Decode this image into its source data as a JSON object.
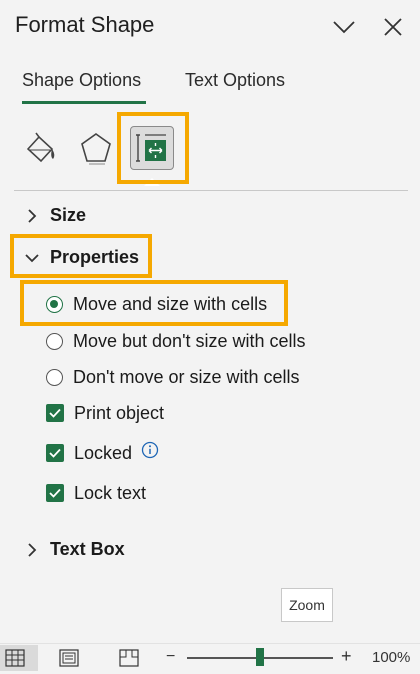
{
  "pane": {
    "title": "Format Shape"
  },
  "icons": {
    "collapse": "chevron-down-icon",
    "close": "close-icon",
    "fill_line": "paint-bucket-icon",
    "effects": "pentagon-icon",
    "size_properties": "size-properties-icon"
  },
  "tabs": [
    {
      "label": "Shape Options",
      "selected": true
    },
    {
      "label": "Text Options",
      "selected": false
    }
  ],
  "sections": {
    "size": {
      "label": "Size",
      "expanded": false
    },
    "properties": {
      "label": "Properties",
      "expanded": true
    },
    "text_box": {
      "label": "Text Box",
      "expanded": false
    }
  },
  "properties": {
    "positioning": [
      {
        "label": "Move and size with cells",
        "selected": true
      },
      {
        "label": "Move but don't size with cells",
        "selected": false
      },
      {
        "label": "Don't move or size with cells",
        "selected": false
      }
    ],
    "checkboxes": [
      {
        "label": "Print object",
        "checked": true
      },
      {
        "label": "Locked",
        "checked": true
      },
      {
        "label": "Lock text",
        "checked": true
      }
    ]
  },
  "zoom_button": {
    "label": "Zoom"
  },
  "status_bar": {
    "zoom_percent": "100%",
    "zoom_level": 100
  },
  "colors": {
    "accent": "#217346",
    "highlight": "#f5a800"
  }
}
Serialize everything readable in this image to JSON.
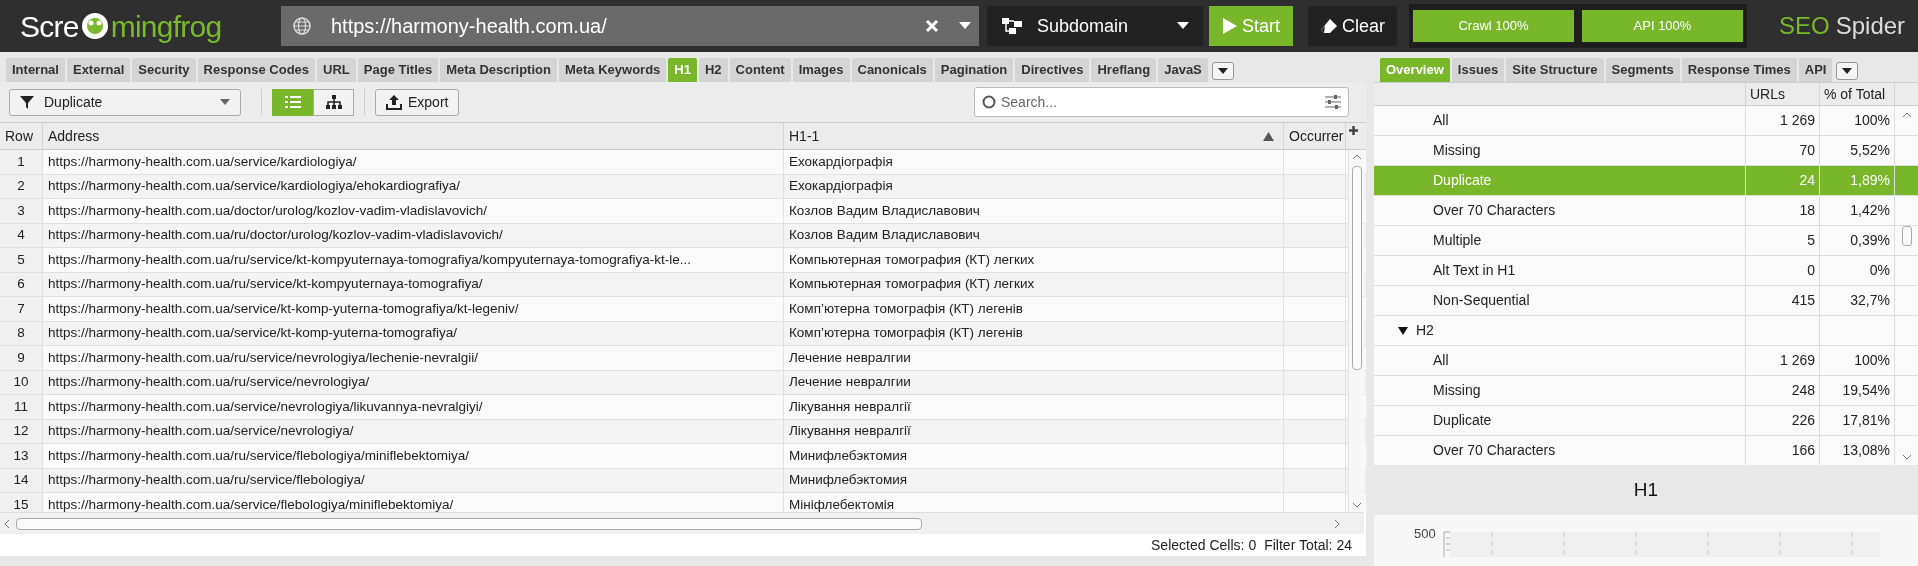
{
  "top_bar": {
    "logo": {
      "before": "Scre",
      "after": "mingfrog"
    },
    "url": "https://harmony-health.com.ua/",
    "mode": "Subdomain",
    "start": "Start",
    "clear": "Clear",
    "progress": [
      {
        "label": "Crawl 100%",
        "level": 1
      },
      {
        "label": "API 100%",
        "level": 1
      }
    ],
    "product": {
      "first": "SEO",
      "second": "Spider"
    }
  },
  "tabs": [
    {
      "label": "Internal",
      "selected": false
    },
    {
      "label": "External",
      "selected": false
    },
    {
      "label": "Security",
      "selected": false
    },
    {
      "label": "Response Codes",
      "selected": false
    },
    {
      "label": "URL",
      "selected": false
    },
    {
      "label": "Page Titles",
      "selected": false
    },
    {
      "label": "Meta Description",
      "selected": false
    },
    {
      "label": "Meta Keywords",
      "selected": false
    },
    {
      "label": "H1",
      "selected": true
    },
    {
      "label": "H2",
      "selected": false
    },
    {
      "label": "Content",
      "selected": false
    },
    {
      "label": "Images",
      "selected": false
    },
    {
      "label": "Canonicals",
      "selected": false
    },
    {
      "label": "Pagination",
      "selected": false
    },
    {
      "label": "Directives",
      "selected": false
    },
    {
      "label": "Hreflang",
      "selected": false
    },
    {
      "label": "JavaS",
      "selected": false
    }
  ],
  "toolbar": {
    "filter": "Duplicate",
    "views": [
      {
        "kind": "list",
        "selected": true
      },
      {
        "kind": "tree",
        "selected": false
      }
    ],
    "export": "Export",
    "search": {
      "placeholder": "Search..."
    }
  },
  "table": {
    "columns": [
      "Row",
      "Address",
      "H1-1",
      "Occurrer"
    ],
    "rows": [
      [
        "1",
        "https://harmony-health.com.ua/service/kardiologiya/",
        "Ехокардіографія"
      ],
      [
        "2",
        "https://harmony-health.com.ua/service/kardiologiya/ehokardiografiya/",
        "Ехокардіографія"
      ],
      [
        "3",
        "https://harmony-health.com.ua/doctor/urolog/kozlov-vadim-vladislavovich/",
        "Козлов Вадим Владиславович"
      ],
      [
        "4",
        "https://harmony-health.com.ua/ru/doctor/urolog/kozlov-vadim-vladislavovich/",
        "Козлов Вадим Владиславович"
      ],
      [
        "5",
        "https://harmony-health.com.ua/ru/service/kt-kompyuternaya-tomografiya/kompyuternaya-tomografiya-kt-le...",
        "Компьютерная томография (КТ) легких"
      ],
      [
        "6",
        "https://harmony-health.com.ua/ru/service/kt-kompyuternaya-tomografiya/",
        "Компьютерная томография (КТ) легких"
      ],
      [
        "7",
        "https://harmony-health.com.ua/service/kt-komp-yuterna-tomografiya/kt-legeniv/",
        "Комп’ютерна томографія (КТ) легенів"
      ],
      [
        "8",
        "https://harmony-health.com.ua/service/kt-komp-yuterna-tomografiya/",
        "Комп’ютерна томографія (КТ) легенів"
      ],
      [
        "9",
        "https://harmony-health.com.ua/ru/service/nevrologiya/lechenie-nevralgii/",
        "Лечение невралгии"
      ],
      [
        "10",
        "https://harmony-health.com.ua/ru/service/nevrologiya/",
        "Лечение невралгии"
      ],
      [
        "11",
        "https://harmony-health.com.ua/service/nevrologiya/likuvannya-nevralgiyi/",
        "Лікування невралгії"
      ],
      [
        "12",
        "https://harmony-health.com.ua/service/nevrologiya/",
        "Лікування невралгії"
      ],
      [
        "13",
        "https://harmony-health.com.ua/ru/service/flebologiya/miniflebektomiya/",
        "Минифлебэктомия"
      ],
      [
        "14",
        "https://harmony-health.com.ua/ru/service/flebologiya/",
        "Минифлебэктомия"
      ],
      [
        "15",
        "https://harmony-health.com.ua/service/flebologiya/miniflebektomiya/",
        "Мініфлебектомія"
      ]
    ]
  },
  "status_bar": {
    "selected_label": "Selected Cells:",
    "selected_value": "0",
    "filter_label": "Filter Total:",
    "filter_value": "24"
  },
  "side_tabs": [
    {
      "label": "Overview",
      "selected": true
    },
    {
      "label": "Issues",
      "selected": false
    },
    {
      "label": "Site Structure",
      "selected": false
    },
    {
      "label": "Segments",
      "selected": false
    },
    {
      "label": "Response Times",
      "selected": false
    },
    {
      "label": "API",
      "selected": false
    }
  ],
  "overview": {
    "columns": [
      "URLs",
      "% of Total"
    ],
    "items": [
      {
        "label": "All",
        "urls": "1 269",
        "pct": "100%",
        "selected": false
      },
      {
        "label": "Missing",
        "urls": "70",
        "pct": "5,52%",
        "selected": false
      },
      {
        "label": "Duplicate",
        "urls": "24",
        "pct": "1,89%",
        "selected": true
      },
      {
        "label": "Over 70 Characters",
        "urls": "18",
        "pct": "1,42%",
        "selected": false
      },
      {
        "label": "Multiple",
        "urls": "5",
        "pct": "0,39%",
        "selected": false
      },
      {
        "label": "Alt Text in H1",
        "urls": "0",
        "pct": "0%",
        "selected": false
      },
      {
        "label": "Non-Sequential",
        "urls": "415",
        "pct": "32,7%",
        "selected": false
      },
      {
        "label": "H2",
        "expanded": true,
        "children": [
          {
            "label": "All",
            "urls": "1 269",
            "pct": "100%",
            "selected": false
          },
          {
            "label": "Missing",
            "urls": "248",
            "pct": "19,54%",
            "selected": false
          },
          {
            "label": "Duplicate",
            "urls": "226",
            "pct": "17,81%",
            "selected": false
          },
          {
            "label": "Over 70 Characters",
            "urls": "166",
            "pct": "13,08%",
            "selected": false
          }
        ]
      }
    ]
  },
  "chart": {
    "title": "H1",
    "y_tick": "500"
  }
}
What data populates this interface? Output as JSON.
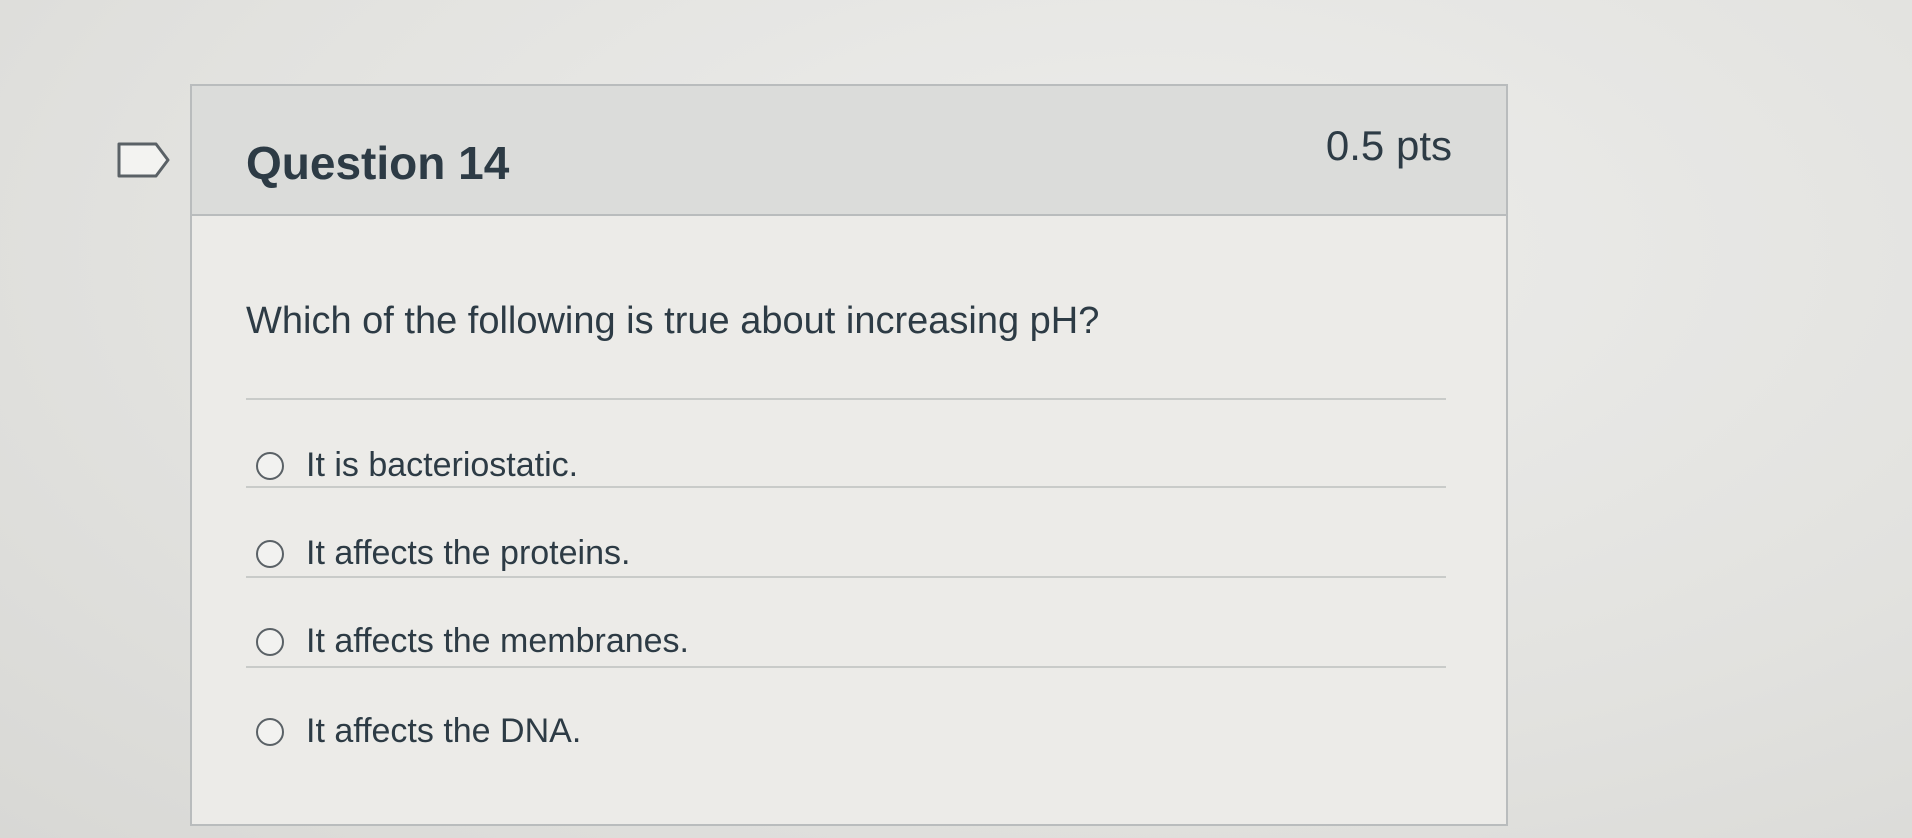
{
  "question": {
    "title": "Question 14",
    "points": "0.5 pts",
    "text": "Which of the following is true about increasing pH?",
    "flag_icon": "flag-outline-icon",
    "answers": [
      {
        "label": "It is bacteriostatic.",
        "selected": false
      },
      {
        "label": "It affects the proteins.",
        "selected": false
      },
      {
        "label": "It affects the membranes.",
        "selected": false
      },
      {
        "label": "It affects the DNA.",
        "selected": false
      }
    ]
  },
  "colors": {
    "text": "#2d3b45",
    "header_bg": "#dbdcda",
    "card_bg": "#ecebe8",
    "border": "#b9bcbd"
  }
}
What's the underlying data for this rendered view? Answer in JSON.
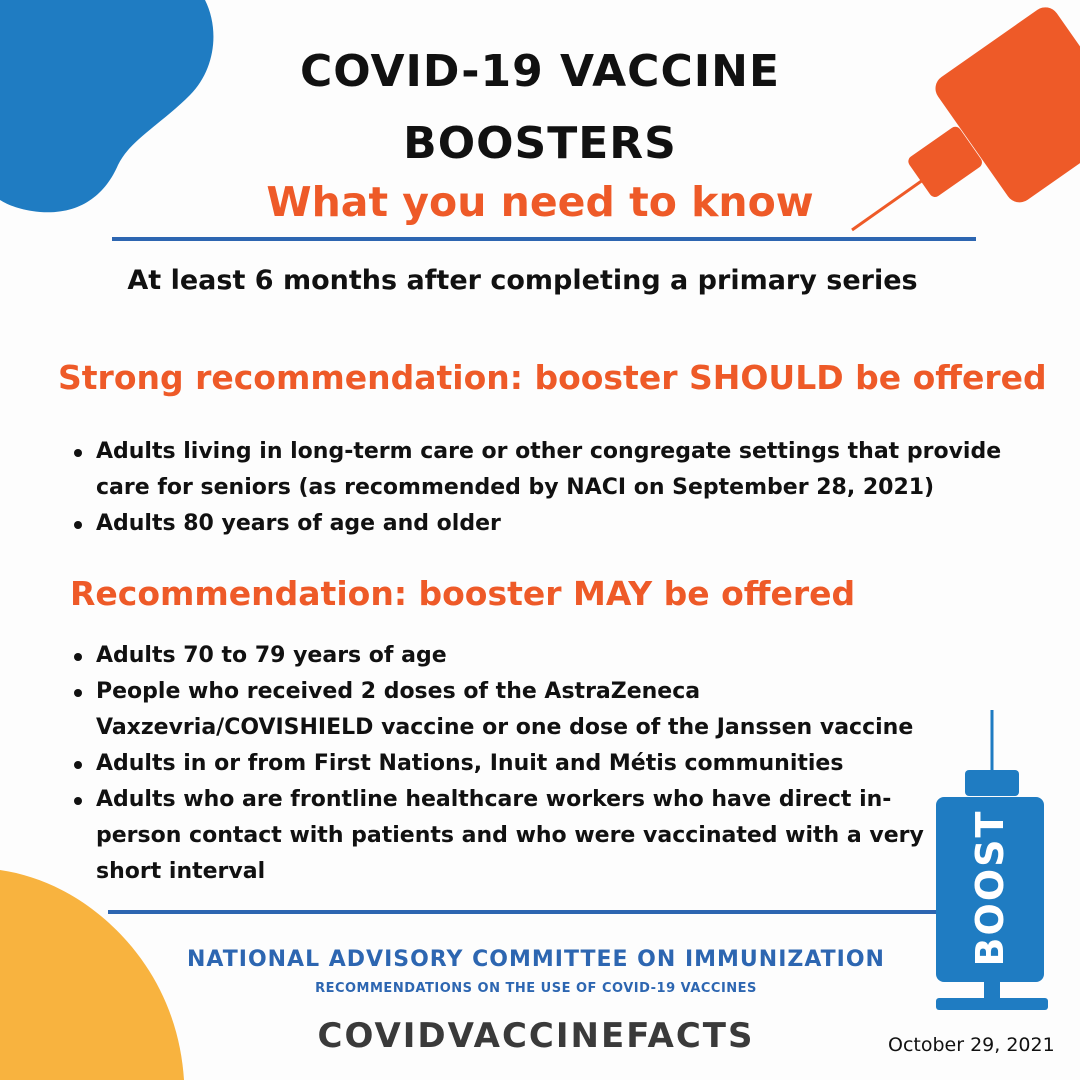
{
  "colors": {
    "accent_orange": "#ee5a28",
    "accent_blue": "#2d66b1",
    "blob_blue": "#1f7cc2",
    "blob_yellow": "#f8b33f",
    "text_dark": "#111111"
  },
  "header": {
    "title_line1": "COVID-19 VACCINE",
    "title_line2": "BOOSTERS",
    "subtitle": "What you need to know"
  },
  "lead": "At least 6 months after completing a primary series",
  "sections": [
    {
      "heading": "Strong recommendation: booster SHOULD be offered",
      "items": [
        "Adults living in long-term care or other congregate settings that provide care for seniors (as recommended by NACI on September 28, 2021)",
        "Adults 80 years of age and older"
      ]
    },
    {
      "heading": "Recommendation: booster MAY be offered",
      "items": [
        "Adults 70 to 79 years of age",
        "People who received 2 doses of the AstraZeneca Vaxzevria/COVISHIELD vaccine or one dose of the Janssen vaccine",
        "Adults in or from First Nations, Inuit and Métis communities",
        "Adults who are frontline healthcare workers who have direct in-person contact with patients and who were vaccinated with a very short interval"
      ]
    }
  ],
  "syringe_label": "BOOST",
  "footer": {
    "org": "NATIONAL ADVISORY COMMITTEE ON IMMUNIZATION",
    "org_sub": "RECOMMENDATIONS ON THE USE OF COVID-19 VACCINES",
    "brand": "COVIDVACCINEFACTS",
    "date": "October 29, 2021"
  },
  "icons": [
    "blue-blob",
    "orange-syringe-icon",
    "yellow-blob",
    "blue-syringe-icon"
  ]
}
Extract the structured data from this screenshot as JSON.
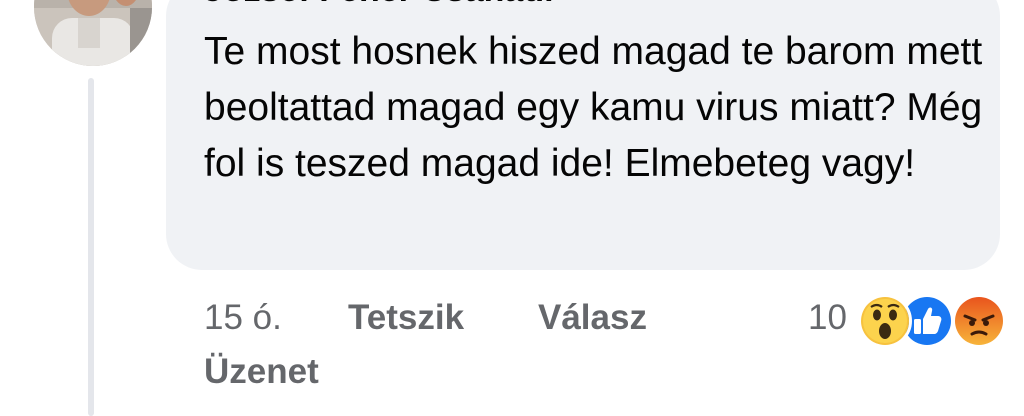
{
  "comment": {
    "author": "József Fehér Csanádi",
    "text": "Te most hosnek hiszed magad te barom mett beoltattad magad egy kamu virus miatt? Még fol is teszed magad ide! Elmebeteg vagy!"
  },
  "actions": {
    "time": "15 ó.",
    "like_label": "Tetszik",
    "reply_label": "Válasz",
    "message_label": "Üzenet"
  },
  "reactions": {
    "count": "10",
    "types": [
      "wow",
      "like",
      "angry"
    ]
  },
  "colors": {
    "bubble_bg": "#f0f2f5",
    "meta_text": "#65676b",
    "like_blue": "#1877f2"
  }
}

ABOUT THIS TASK :: Filter the entries down to the lines that hold "data". Copy those lines.

ANSWER TO THE EXERCISE ::
Decode this image into its source data as a JSON object.
What data populates this interface? Output as JSON.
What's the underlying data for this rendered view? Answer in JSON.
Extract the structured data from this screenshot as JSON.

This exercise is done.